═════ Records to process

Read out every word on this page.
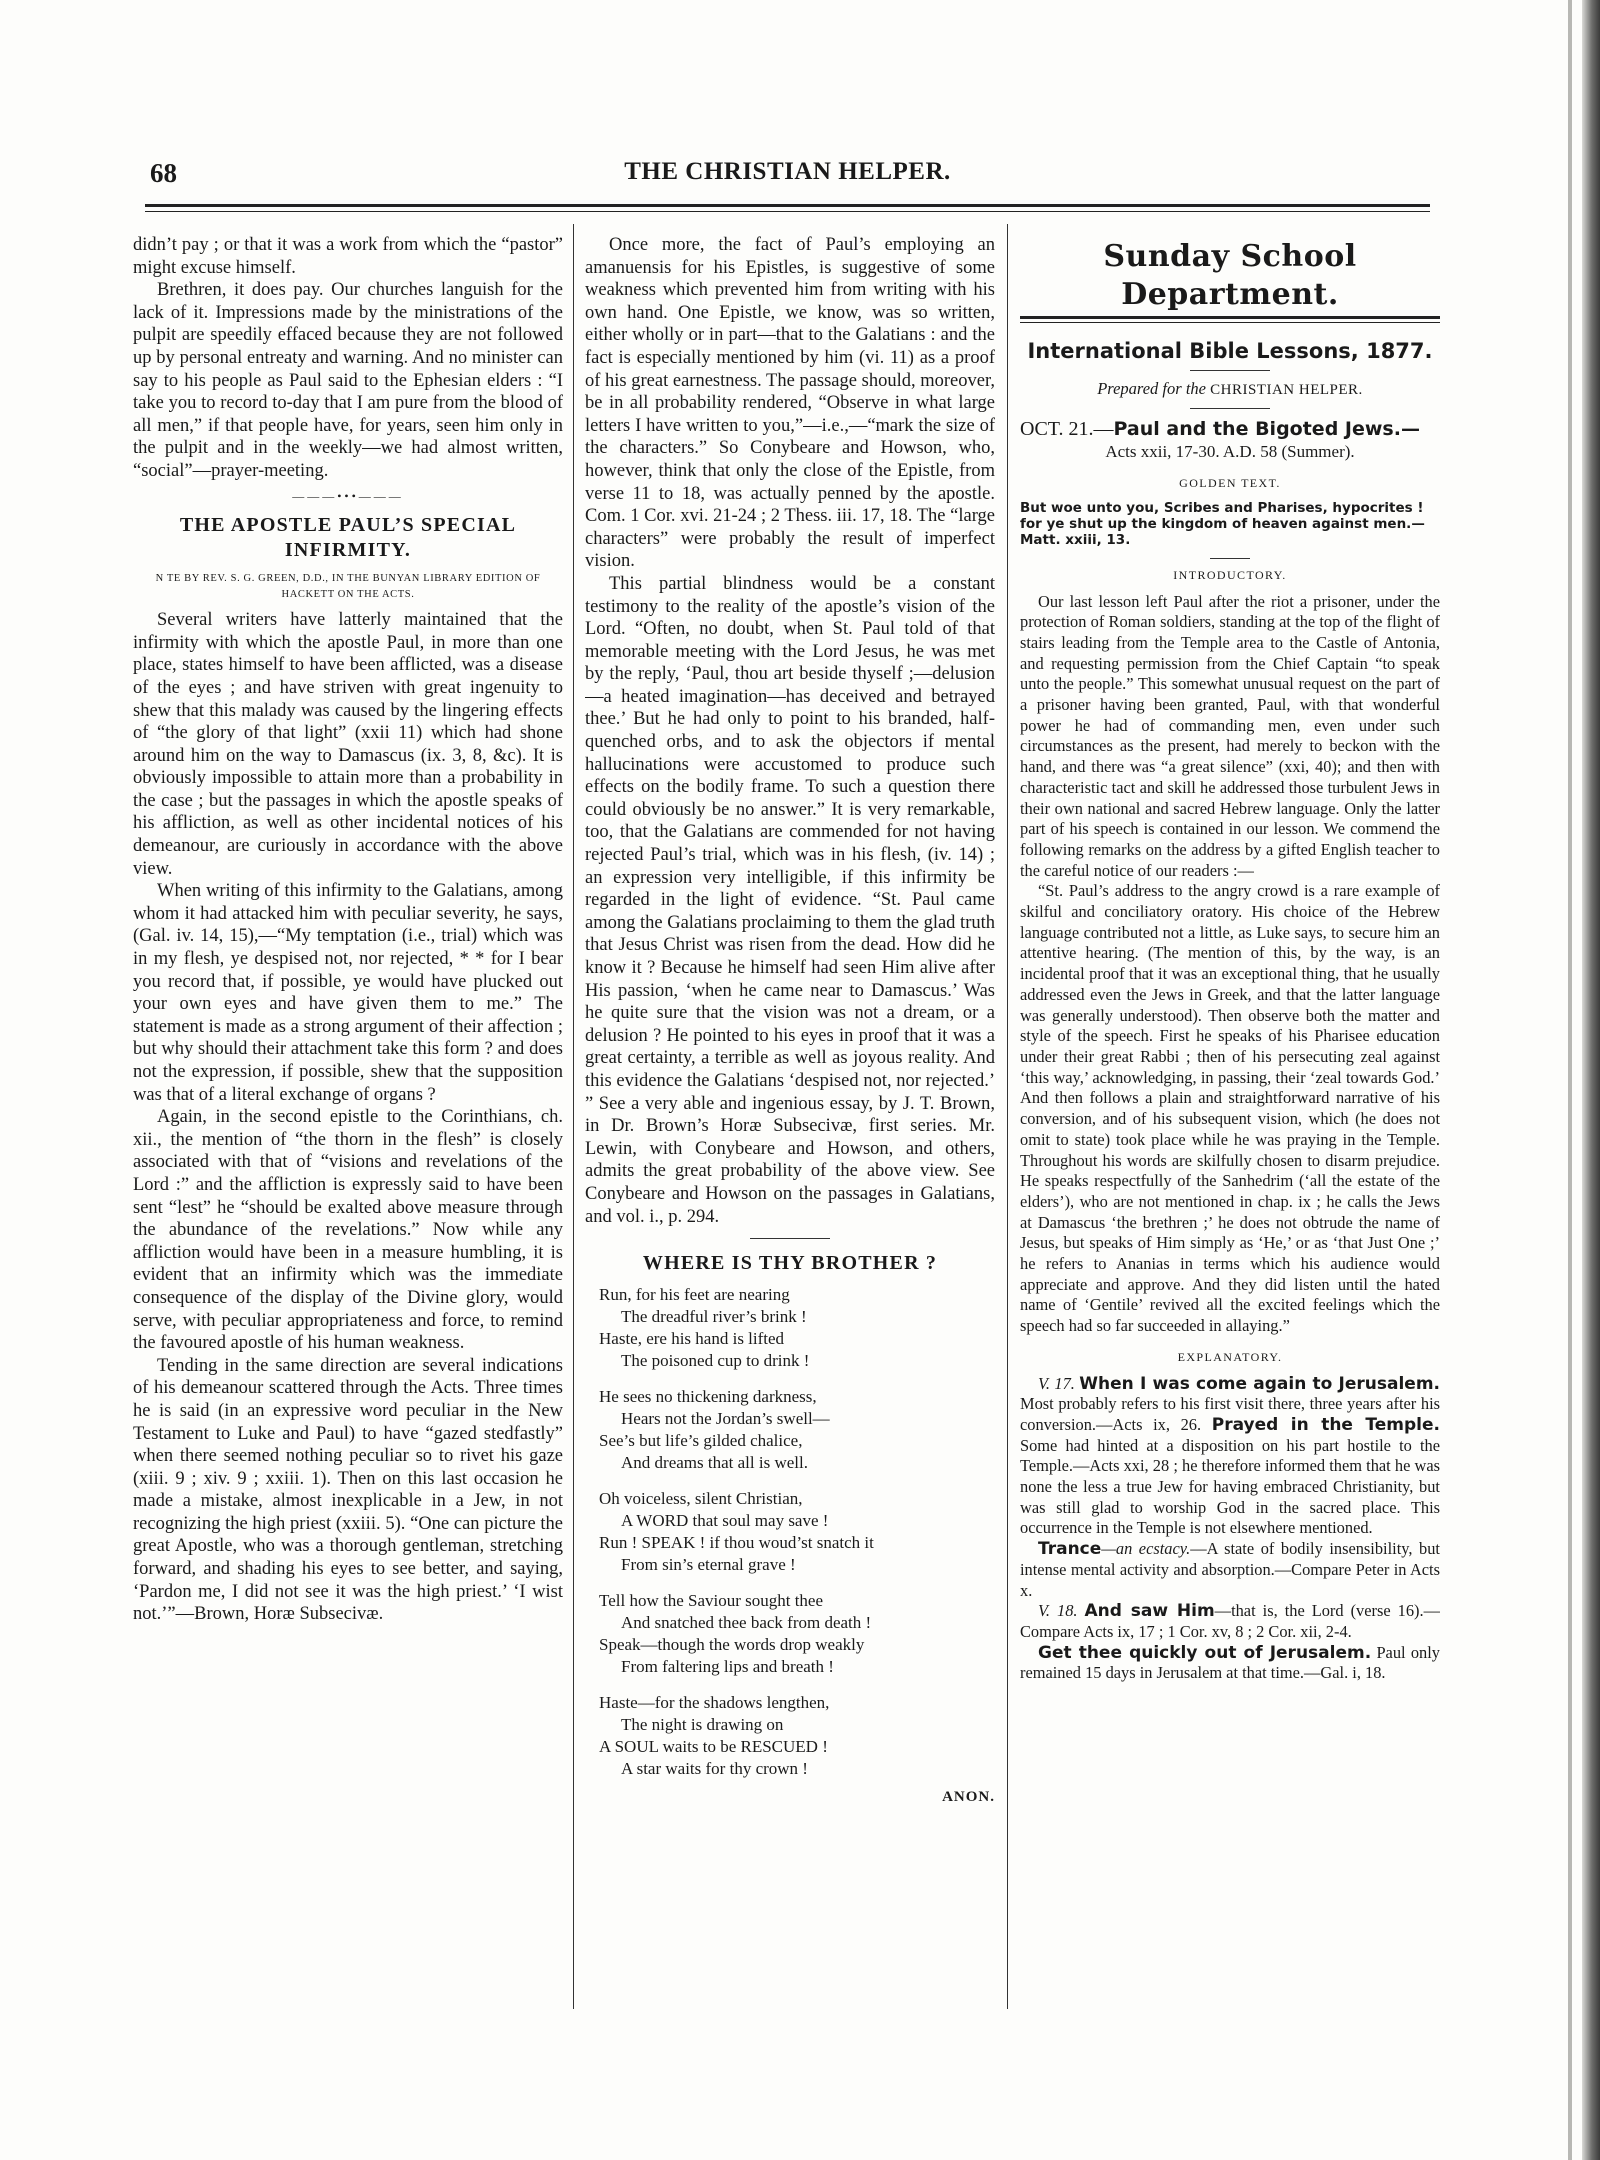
68	THE CHRISTIAN HELPER.

didn’t pay ; or that it was a work from which the “pastor” might excuse himself.

Brethren, it does pay. Our churches languish for the lack of it. Impressions made by the ministrations of the pulpit are speedily effaced because they are not followed up by personal entreaty and warning. And no minister can say to his people as Paul said to the Ephesian elders : “I take you to record to-day that I am pure from the blood of all men,” if that people have, for years, seen him only in the pulpit and in the weekly—we had almost written, “social”—prayer-meeting.

———•••———
THE APOSTLE PAUL’S SPECIAL INFIRMITY.
N TE BY REV. S. G. GREEN, D.D., IN THE BUNYAN LIBRARY EDITION OF HACKETT ON THE ACTS.

Several writers have latterly maintained that the infirmity with which the apostle Paul, in more than one place, states himself to have been afflicted, was a disease of the eyes ; and have striven with great ingenuity to shew that this malady was caused by the lingering effects of “the glory of that light” (xxii 11) which had shone around him on the way to Damascus (ix. 3, 8, &c). It is obviously impossible to attain more than a probability in the case ; but the passages in which the apostle speaks of his affliction, as well as other incidental notices of his demeanour, are curiously in accordance with the above view.

When writing of this infirmity to the Galatians, among whom it had attacked him with peculiar severity, he says, (Gal. iv. 14, 15),—“My temptation (i.e., trial) which was in my flesh, ye despised not, nor rejected, * * for I bear you record that, if possible, ye would have plucked out your own eyes and have given them to me.” The statement is made as a strong argument of their affection ; but why should their attachment take this form ? and does not the expression, if possible, shew that the supposition was that of a literal exchange of organs ?

Again, in the second epistle to the Corinthians, ch. xii., the mention of “the thorn in the flesh” is closely associated with that of “visions and revelations of the Lord :” and the affliction is expressly said to have been sent “lest” he “should be exalted above measure through the abundance of the revelations.” Now while any affliction would have been in a measure humbling, it is evident that an infirmity which was the immediate consequence of the display of the Divine glory, would serve, with peculiar appropriateness and force, to remind the favoured apostle of his human weakness.

Tending in the same direction are several indications of his demeanour scattered through the Acts. Three times he is said (in an expressive word peculiar in the New Testament to Luke and Paul) to have “gazed stedfastly” when there seemed nothing peculiar so to rivet his gaze (xiii. 9 ; xiv. 9 ; xxiii. 1). Then on this last occasion he made a mistake, almost inexplicable in a Jew, in not recognizing the high priest (xxiii. 5). “One can picture the great Apostle, who was a thorough gentleman, stretching forward, and shading his eyes to see better, and saying, ‘Pardon me, I did not see it was the high priest.’ ‘I wist not.’”—Brown, Horæ Subsecivæ.

Once more, the fact of Paul’s employing an amanuensis for his Epistles, is suggestive of some weakness which prevented him from writing with his own hand. One Epistle, we know, was so written, either wholly or in part—that to the Galatians : and the fact is especially mentioned by him (vi. 11) as a proof of his great earnestness. The passage should, moreover, be in all probability rendered, “Observe in what large letters I have written to you,”—i.e.,—“mark the size of the characters.” So Conybeare and Howson, who, however, think that only the close of the Epistle, from verse 11 to 18, was actually penned by the apostle. Com. 1 Cor. xvi. 21-24 ; 2 Thess. iii. 17, 18. The “large characters” were probably the result of imperfect vision.

This partial blindness would be a constant testimony to the reality of the apostle’s vision of the Lord. “Often, no doubt, when St. Paul told of that memorable meeting with the Lord Jesus, he was met by the reply, ‘Paul, thou art beside thyself ;—delusion—a heated imagination—has deceived and betrayed thee.’ But he had only to point to his branded, half-quenched orbs, and to ask the objectors if mental hallucinations were accustomed to produce such effects on the bodily frame. To such a question there could obviously be no answer.” It is very remarkable, too, that the Galatians are commended for not having rejected Paul’s trial, which was in his flesh, (iv. 14) ; an expression very intelligible, if this infirmity be regarded in the light of evidence. “St. Paul came among the Galatians proclaiming to them the glad truth that Jesus Christ was risen from the dead. How did he know it ? Because he himself had seen Him alive after His passion, ‘when he came near to Damascus.’ Was he quite sure that the vision was not a dream, or a delusion ? He pointed to his eyes in proof that it was a great certainty, a terrible as well as joyous reality. And this evidence the Galatians ‘despised not, nor rejected.’ ” See a very able and ingenious essay, by J. T. Brown, in Dr. Brown’s Horæ Subsecivæ, first series. Mr. Lewin, with Conybeare and Howson, and others, admits the great probability of the above view. See Conybeare and Howson on the passages in Galatians, and vol. i., p. 294.

WHERE IS THY BROTHER ?
Run, for his feet are nearing
The dreadful river’s brink !
Haste, ere his hand is lifted
The poisoned cup to drink !
He sees no thickening darkness,
Hears not the Jordan’s swell—
See’s but life’s gilded chalice,
And dreams that all is well.
Oh voiceless, silent Christian,
A WORD that soul may save !
Run ! SPEAK ! if thou woud’st snatch it
From sin’s eternal grave !
Tell how the Saviour sought thee
And snatched thee back from death !
Speak—though the words drop weakly
From faltering lips and breath !
Haste—for the shadows lengthen,
The night is drawing on
A SOUL waits to be RESCUED !
A star waits for thy crown !
ANON.
Sunday School Department.
International Bible Lessons, 1877.
Prepared for the CHRISTIAN HELPER.
OCT. 21.—Paul and the Bigoted Jews.—
Acts xxii, 17-30. A.D. 58 (Summer).
GOLDEN TEXT.
But woe unto you, Scribes and Pharises, hypocrites ! for ye shut up the kingdom of heaven against men.—Matt. xxiii, 13.
INTRODUCTORY.

Our last lesson left Paul after the riot a prisoner, under the protection of Roman soldiers, standing at the top of the flight of stairs leading from the Temple area to the Castle of Antonia, and requesting permission from the Chief Captain “to speak unto the people.” This somewhat unusual request on the part of a prisoner having been granted, Paul, with that wonderful power he had of commanding men, even under such circumstances as the present, had merely to beckon with the hand, and there was “a great silence” (xxi, 40); and then with characteristic tact and skill he addressed those turbulent Jews in their own national and sacred Hebrew language. Only the latter part of his speech is contained in our lesson. We commend the following remarks on the address by a gifted English teacher to the careful notice of our readers :—

“St. Paul’s address to the angry crowd is a rare example of skilful and conciliatory oratory. His choice of the Hebrew language contributed not a little, as Luke says, to secure him an attentive hearing. (The mention of this, by the way, is an incidental proof that it was an exceptional thing, that he usually addressed even the Jews in Greek, and that the latter language was generally understood). Then observe both the matter and style of the speech. First he speaks of his Pharisee education under their great Rabbi ; then of his persecuting zeal against ‘this way,’ acknowledging, in passing, their ‘zeal towards God.’ And then follows a plain and straightforward narrative of his conversion, and of his subsequent vision, which (he does not omit to state) took place while he was praying in the Temple. Throughout his words are skilfully chosen to disarm prejudice. He speaks respectfully of the Sanhedrim (‘all the estate of the elders’), who are not mentioned in chap. ix ; he calls the Jews at Damascus ‘the brethren ;’ he does not obtrude the name of Jesus, but speaks of Him simply as ‘He,’ or as ‘that Just One ;’ he refers to Ananias in terms which his audience would appreciate and approve. And they did listen until the hated name of ‘Gentile’ revived all the excited feelings which the speech had so far succeeded in allaying.”

EXPLANATORY.

V. 17. When I was come again to Jerusalem. Most probably refers to his first visit there, three years after his conversion.—Acts ix, 26. Prayed in the Temple. Some had hinted at a disposition on his part hostile to the Temple.—Acts xxi, 28 ; he therefore informed them that he was none the less a true Jew for having embraced Christianity, but was still glad to worship God in the sacred place. This occurrence in the Temple is not elsewhere mentioned.

Trance—an ecstacy.—A state of bodily insensibility, but intense mental activity and absorption.—Compare Peter in Acts x.

V. 18. And saw Him—that is, the Lord (verse 16).—Compare Acts ix, 17 ; 1 Cor. xv, 8 ; 2 Cor. xii, 2-4.

Get thee quickly out of Jerusalem. Paul only remained 15 days in Jerusalem at that time.—Gal. i, 18.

══════════

→ Given task
Scan the material above for the string "HELPER" and report each line where you find it.

→ Result of the task
68	THE CHRISTIAN HELPER.
Prepared for the CHRISTIAN HELPER.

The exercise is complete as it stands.